━━━ EXTRAIT CHOISI ━━━

Un hiver qui a évolué
Cinquante ans de déneigement à Saint-Polycarpe raconté par des vétérans
Mars 1971 : la tempête du siècle s’abat sur le Québec et elle n'épargne pas Saint-Polycarpe. Après avoir été paralysée pendant plusieurs jours, la municipalité décide de se doter de son propre service de déneigement, qui fête cette année ses 50 ans.
Des rafales, allant jusqu’à 110 kilomètres à l’heure, soufflaient sur les champs dégarnis de Saint-Polycarpe, engendrant des bancs de neige de plus de deux mètres.
Richard Desrochers travaillait pour le contracteur privé qui s’est retrouvé avec la lourde tâche du déneigement. « Il a ouvert les chemins avec les moyens du bord [...] Une chance que les motoneiges étaient-là à l’époque », se remémore l’homme aujourd’hui âgé de 79 ans.
Cela aura pris près de trois semaines pour dégager l’ensemble des rues. Seul le chemin principal était ouvert au début. « Les voitures étaient ensevelies et les motoneiges passaient par-dessus », ajoute-t-il.
La municipalité s’est trouvée paralysée. Les producteurs laitiers tentaient par tous les moyens d’écouler leurs stocks qui s’accumulaient. Une dame, décédée chez elle, a même dû être transportée par motoneige selon les souvenirs de M. Desrochers.
Devant la crise, Saint-Polycarpe achète la même année de la machinerie et lance son propre service de déneigement. La paroisse de Saint-Joseph-de-Soulanges, devenue Les Cèdres en 1985, fait également l’acquisition de ses propres équipements l'année suivante.
M. Desrochers y travaillera pendant une dizaine d’années avant de tirer sa révérence en raison des conditions de travail difficiles. « On roulait jour et nuit tant que les tempêtes n’étaient pas finies. Les hivers étaient “rough and tough” », raconte-t-il.
Richard Desrochers a ainsi passé le flambeau à son collègue, Roland Leroux, qui a œuvré à la municipalité pendant 33 ans, faisant de lui l’opérateur ayant fait le plus long service.
M. Leroux dit s’être amusé sur les déneigeuses, qu’il appelle les « tonkas ». Il lui arrivait parfois, selon ses dires, de travailler plus de 24 heures en ligne sans dormir. « Quand j’avais trente ans, amenez-en des tempêtes, mais en dernier je n’avais plus la même endurance », témoigne-t-il.

━━━

→ CONSIGNES DE TRAVAIL
• 1. Traduisez en anglais la phrase suivante, tirée de l'extrait sur le déneigement à Saint-Polycarpe : « Des rafales, allant jusqu'à 110 kilomètres à l'heure, soufflaient sur les champs dégarnis de Saint-Polycarpe, engendrant des bancs de neige de plus de deux mètres. »
• 2. Présentez sous forme de liste numérotée les lignes du listing qui vont de celle contenant « legend-swatch [1599, 515, 1624, 541] » jusqu'à celle contenant « california-dark-area [406, 596, 610, 692] », ces deux lignes comprises.

━━━ DONNÉES FOURNIES ━━━

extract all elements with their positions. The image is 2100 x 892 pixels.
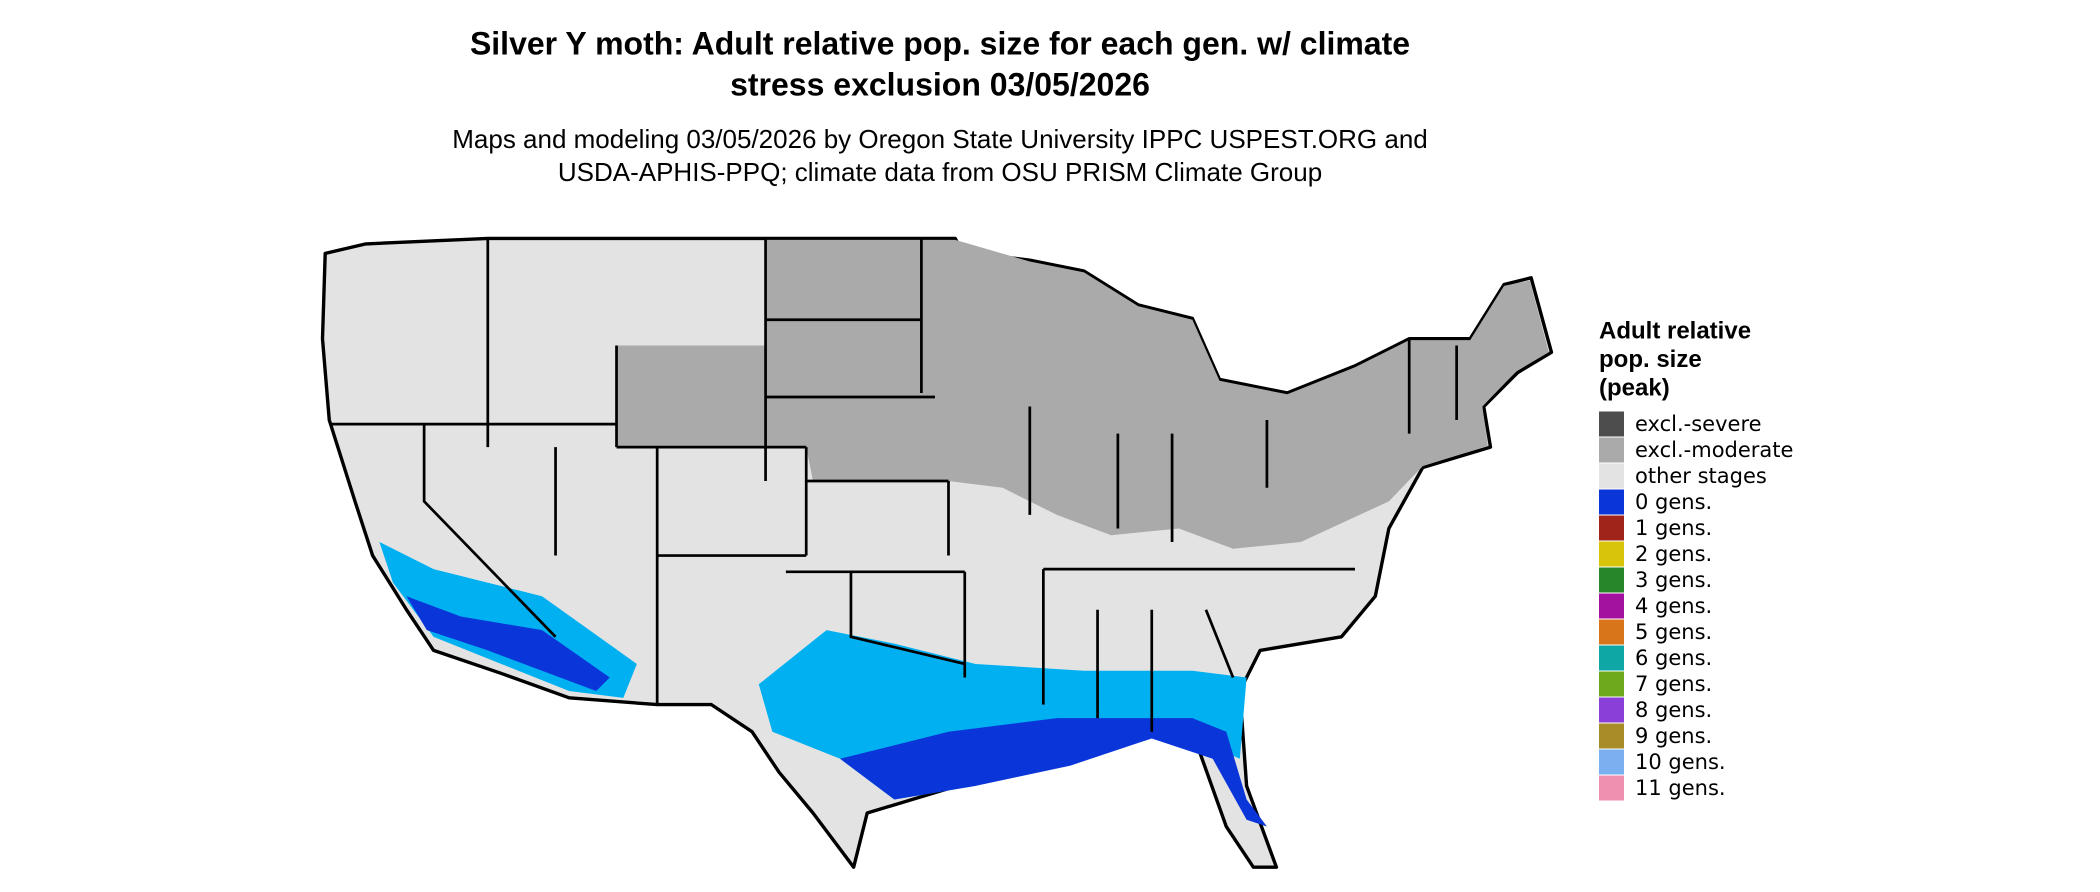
legend-swatch [1599, 515, 1624, 541]
legend-swatch [1599, 671, 1624, 697]
legend-label: 4 gens. [1635, 594, 1712, 618]
legend-swatch [1599, 463, 1624, 489]
legend-swatch [1599, 775, 1624, 801]
title: stress exclusion 03/05/2026 [730, 66, 1150, 102]
legend-swatch [1599, 645, 1624, 671]
legend-label: 2 gens. [1635, 542, 1712, 566]
legend-label: 10 gens. [1635, 750, 1726, 774]
texts: Silver Y moth: Adult relative pop. size … [452, 25, 1793, 801]
legend-label: 1 gens. [1635, 516, 1712, 540]
title: Silver Y moth: Adult relative pop. size … [470, 25, 1410, 61]
legend-label: excl.-severe [1635, 412, 1762, 436]
legend-swatch [1599, 437, 1624, 463]
legend-swatch [1599, 697, 1624, 723]
legend-swatch [1599, 749, 1624, 775]
legend-swatch [1599, 567, 1624, 593]
california-dark-area [406, 596, 610, 692]
legend-swatch [1599, 723, 1624, 749]
legend-label: excl.-moderate [1635, 438, 1793, 462]
legend-label: 6 gens. [1635, 646, 1712, 670]
subtitle: USDA-APHIS-PPQ; climate data from OSU PR… [558, 157, 1322, 187]
legend-label: 7 gens. [1635, 672, 1712, 696]
legend-swatch [1599, 619, 1624, 645]
legend-label: 8 gens. [1635, 698, 1712, 722]
moderate-exclusion-area [616, 239, 1549, 549]
subtitle: Maps and modeling 03/05/2026 by Oregon S… [452, 124, 1428, 154]
legend-title: pop. size [1599, 346, 1702, 373]
legend-label: 9 gens. [1635, 724, 1712, 748]
legend-swatch [1599, 411, 1624, 437]
legend-title: Adult relative [1599, 317, 1751, 344]
state-borders [331, 238, 1458, 732]
legend-swatch [1599, 593, 1624, 619]
legend-label: 3 gens. [1635, 568, 1712, 592]
us-map [320, 236, 1554, 869]
legend-label: other stages [1635, 464, 1767, 488]
legend-swatch [1599, 541, 1624, 567]
dark-blue-area [840, 718, 1267, 827]
legend-swatch [1599, 489, 1624, 515]
legend-label: 5 gens. [1635, 620, 1712, 644]
legend-title: (peak) [1599, 374, 1670, 401]
legend-label: 0 gens. [1635, 490, 1712, 514]
legend-label: 11 gens. [1635, 776, 1726, 800]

━━━

→ EXERCICES CORRIGÉS
• 1. Gusts of up to 110 kilometers per hour blew across the bare fields of Saint-Polycarpe, creating snowdrifts more than two meters high.

• 2.
1. legend-swatch [1599, 515, 1624, 541]
2. legend-swatch [1599, 671, 1624, 697]
3. legend-label: 4 gens. [1635, 594, 1712, 618]
4. legend-swatch [1599, 463, 1624, 489]
5. legend-swatch [1599, 775, 1624, 801]
6. title: stress exclusion 03/05/2026 [730, 66, 1150, 102]
7. legend-swatch [1599, 645, 1624, 671]
8. legend-label: 2 gens. [1635, 542, 1712, 566]
9. legend-label: 10 gens. [1635, 750, 1726, 774]
10. texts: Silver Y moth: Adult relative pop. size … [452, 25, 1793, 801]
11. legend-label: 1 gens. [1635, 516, 1712, 540]
12. title: Silver Y moth: Adult relative pop. size … [470, 25, 1410, 61]
13. legend-label: excl.-severe [1635, 412, 1762, 436]
14. legend-swatch [1599, 437, 1624, 463]
15. legend-swatch [1599, 697, 1624, 723]
16. legend-swatch [1599, 749, 1624, 775]
17. legend-swatch [1599, 567, 1624, 593]
18. california-dark-area [406, 596, 610, 692]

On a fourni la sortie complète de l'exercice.